## BEGIN DATA FOR THIS TASK

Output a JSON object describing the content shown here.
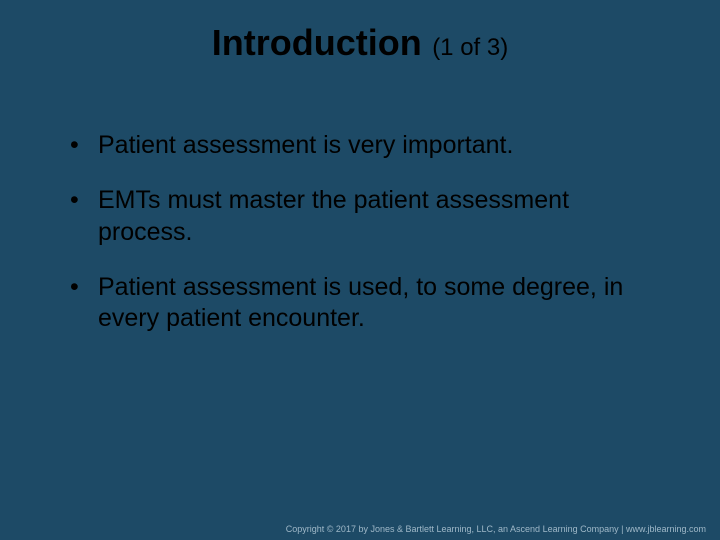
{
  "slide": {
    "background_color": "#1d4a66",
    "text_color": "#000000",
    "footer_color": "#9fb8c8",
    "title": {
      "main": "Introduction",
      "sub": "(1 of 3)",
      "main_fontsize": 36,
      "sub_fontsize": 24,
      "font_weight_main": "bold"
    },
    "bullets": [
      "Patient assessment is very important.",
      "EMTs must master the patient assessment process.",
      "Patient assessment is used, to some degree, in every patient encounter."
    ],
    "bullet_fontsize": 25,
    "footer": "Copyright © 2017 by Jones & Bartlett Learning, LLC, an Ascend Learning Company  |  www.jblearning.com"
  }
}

## END DATA FOR THIS TASK

* [EXERCISE] Word for word, quote the full listing, omitting every picture.

* [COMPLETED EXERCISE]
Output a JSON object describing the content shown here.
{
  "slide": {
    "background_color": "#1d4a66",
    "text_color": "#000000",
    "footer_color": "#9fb8c8",
    "title": {
      "main": "Introduction",
      "sub": "(1 of 3)",
      "main_fontsize": 36,
      "sub_fontsize": 24,
      "font_weight_main": "bold"
    },
    "bullets": [
      "Patient assessment is very important.",
      "EMTs must master the patient assessment process.",
      "Patient assessment is used, to some degree, in every patient encounter."
    ],
    "bullet_fontsize": 25,
    "footer": "Copyright © 2017 by Jones & Bartlett Learning, LLC, an Ascend Learning Company  |  www.jblearning.com"
  }
}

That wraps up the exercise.